GIVEN TASK: Write out each line in which the string "steht" is present.

EXERCISE MATERIALS:
+ + + +
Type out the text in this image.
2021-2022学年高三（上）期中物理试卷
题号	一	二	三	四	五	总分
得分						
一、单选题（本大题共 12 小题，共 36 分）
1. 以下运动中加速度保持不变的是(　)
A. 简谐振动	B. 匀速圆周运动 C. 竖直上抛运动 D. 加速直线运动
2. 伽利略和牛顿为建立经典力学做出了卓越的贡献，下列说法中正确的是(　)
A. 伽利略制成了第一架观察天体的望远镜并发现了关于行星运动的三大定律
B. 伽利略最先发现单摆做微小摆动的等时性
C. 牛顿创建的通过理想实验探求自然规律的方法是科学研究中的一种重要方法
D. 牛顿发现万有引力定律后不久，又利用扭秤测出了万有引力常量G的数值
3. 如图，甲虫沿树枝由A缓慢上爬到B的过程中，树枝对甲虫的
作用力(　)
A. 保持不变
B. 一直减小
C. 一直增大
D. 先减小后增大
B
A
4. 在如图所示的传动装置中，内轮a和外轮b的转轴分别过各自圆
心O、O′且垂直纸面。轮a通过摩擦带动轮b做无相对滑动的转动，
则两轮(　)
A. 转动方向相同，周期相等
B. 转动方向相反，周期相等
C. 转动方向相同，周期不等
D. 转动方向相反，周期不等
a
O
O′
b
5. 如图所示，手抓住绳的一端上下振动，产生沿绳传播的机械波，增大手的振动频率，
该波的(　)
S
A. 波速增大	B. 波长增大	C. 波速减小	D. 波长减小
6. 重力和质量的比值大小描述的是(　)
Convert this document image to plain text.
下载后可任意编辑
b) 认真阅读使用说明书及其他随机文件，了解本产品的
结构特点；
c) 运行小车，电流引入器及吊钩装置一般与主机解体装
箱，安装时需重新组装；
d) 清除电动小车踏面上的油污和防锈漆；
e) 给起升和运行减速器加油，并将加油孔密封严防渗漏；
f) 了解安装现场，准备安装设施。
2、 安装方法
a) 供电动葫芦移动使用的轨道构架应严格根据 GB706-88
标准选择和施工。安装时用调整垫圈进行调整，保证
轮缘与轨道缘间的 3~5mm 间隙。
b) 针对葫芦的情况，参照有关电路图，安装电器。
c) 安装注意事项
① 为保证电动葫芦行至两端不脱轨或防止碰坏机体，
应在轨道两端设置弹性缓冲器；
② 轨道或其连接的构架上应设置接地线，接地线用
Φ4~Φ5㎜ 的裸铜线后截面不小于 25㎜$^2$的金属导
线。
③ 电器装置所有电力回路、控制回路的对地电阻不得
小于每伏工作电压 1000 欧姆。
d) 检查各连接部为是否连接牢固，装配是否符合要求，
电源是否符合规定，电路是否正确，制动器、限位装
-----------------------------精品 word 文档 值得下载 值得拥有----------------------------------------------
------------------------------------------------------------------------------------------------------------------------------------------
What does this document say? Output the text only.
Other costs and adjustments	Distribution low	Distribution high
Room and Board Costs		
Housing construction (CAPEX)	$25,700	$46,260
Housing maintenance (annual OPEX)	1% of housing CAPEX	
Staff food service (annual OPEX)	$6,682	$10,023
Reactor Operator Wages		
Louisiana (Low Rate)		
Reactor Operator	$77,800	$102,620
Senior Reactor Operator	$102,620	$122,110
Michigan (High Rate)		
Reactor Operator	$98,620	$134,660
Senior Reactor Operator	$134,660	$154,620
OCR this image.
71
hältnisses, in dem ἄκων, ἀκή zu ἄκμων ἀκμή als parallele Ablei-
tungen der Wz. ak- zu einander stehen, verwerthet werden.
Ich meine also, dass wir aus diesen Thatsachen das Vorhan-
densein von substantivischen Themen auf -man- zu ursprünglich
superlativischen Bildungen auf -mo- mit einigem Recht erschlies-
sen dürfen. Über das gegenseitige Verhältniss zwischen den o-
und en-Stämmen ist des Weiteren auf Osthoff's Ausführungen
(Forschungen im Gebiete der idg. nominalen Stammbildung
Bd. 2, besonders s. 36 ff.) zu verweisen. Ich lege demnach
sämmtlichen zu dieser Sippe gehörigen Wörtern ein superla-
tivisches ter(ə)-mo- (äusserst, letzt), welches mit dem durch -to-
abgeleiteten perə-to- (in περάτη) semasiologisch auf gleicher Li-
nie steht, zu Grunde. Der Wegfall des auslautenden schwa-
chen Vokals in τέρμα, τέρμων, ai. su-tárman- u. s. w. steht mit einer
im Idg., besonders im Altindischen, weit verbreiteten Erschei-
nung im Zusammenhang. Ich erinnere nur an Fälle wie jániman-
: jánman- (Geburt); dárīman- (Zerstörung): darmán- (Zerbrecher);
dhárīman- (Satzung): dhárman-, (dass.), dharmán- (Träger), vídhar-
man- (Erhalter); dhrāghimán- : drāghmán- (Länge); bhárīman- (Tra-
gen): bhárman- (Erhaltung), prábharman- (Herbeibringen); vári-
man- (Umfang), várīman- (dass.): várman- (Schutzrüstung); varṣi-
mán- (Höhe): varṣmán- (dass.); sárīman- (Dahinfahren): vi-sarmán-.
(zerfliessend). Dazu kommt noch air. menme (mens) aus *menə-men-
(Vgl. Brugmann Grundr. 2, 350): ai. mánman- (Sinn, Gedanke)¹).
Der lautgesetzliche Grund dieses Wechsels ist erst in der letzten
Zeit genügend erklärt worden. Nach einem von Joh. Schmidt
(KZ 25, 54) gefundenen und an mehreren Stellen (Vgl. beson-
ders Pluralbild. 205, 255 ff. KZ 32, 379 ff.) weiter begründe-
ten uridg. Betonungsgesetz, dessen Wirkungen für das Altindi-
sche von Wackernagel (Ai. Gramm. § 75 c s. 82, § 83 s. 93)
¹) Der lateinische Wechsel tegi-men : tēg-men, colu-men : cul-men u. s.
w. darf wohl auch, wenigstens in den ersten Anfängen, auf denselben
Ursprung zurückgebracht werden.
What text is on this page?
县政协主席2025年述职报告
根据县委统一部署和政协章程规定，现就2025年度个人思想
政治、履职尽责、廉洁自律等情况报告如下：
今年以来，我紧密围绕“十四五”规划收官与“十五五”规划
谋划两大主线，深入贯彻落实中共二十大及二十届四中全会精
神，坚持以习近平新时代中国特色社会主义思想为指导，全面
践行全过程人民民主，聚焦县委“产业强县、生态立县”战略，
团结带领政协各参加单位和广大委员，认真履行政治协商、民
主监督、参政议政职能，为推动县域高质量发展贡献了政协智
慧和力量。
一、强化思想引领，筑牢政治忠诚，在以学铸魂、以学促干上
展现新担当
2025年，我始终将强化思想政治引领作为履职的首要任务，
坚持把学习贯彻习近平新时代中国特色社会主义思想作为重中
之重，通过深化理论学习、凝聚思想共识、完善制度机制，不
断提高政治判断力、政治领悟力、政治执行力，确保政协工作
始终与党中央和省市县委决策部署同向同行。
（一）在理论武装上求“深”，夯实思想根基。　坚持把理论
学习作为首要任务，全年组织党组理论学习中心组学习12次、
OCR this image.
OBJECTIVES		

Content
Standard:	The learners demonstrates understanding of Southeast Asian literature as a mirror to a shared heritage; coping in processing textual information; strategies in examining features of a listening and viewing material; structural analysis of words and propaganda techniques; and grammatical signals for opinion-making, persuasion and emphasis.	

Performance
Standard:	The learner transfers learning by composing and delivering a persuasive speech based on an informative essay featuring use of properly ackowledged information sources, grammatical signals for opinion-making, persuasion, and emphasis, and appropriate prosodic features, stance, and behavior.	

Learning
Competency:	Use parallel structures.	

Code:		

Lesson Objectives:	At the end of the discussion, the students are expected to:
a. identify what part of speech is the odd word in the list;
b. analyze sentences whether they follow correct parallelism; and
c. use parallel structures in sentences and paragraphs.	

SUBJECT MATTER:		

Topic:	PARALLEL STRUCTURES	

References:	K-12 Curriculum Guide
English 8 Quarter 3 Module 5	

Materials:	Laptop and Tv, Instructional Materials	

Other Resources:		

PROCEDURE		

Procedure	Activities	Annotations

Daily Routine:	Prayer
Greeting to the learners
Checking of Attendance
+ + + +
REPLY:
nie steht, zu Grunde. Der Wegfall des auslautenden schwa-
chen Vokals in τέρμα, τέρμων, ai. su-tárman- u. s. w. steht mit einer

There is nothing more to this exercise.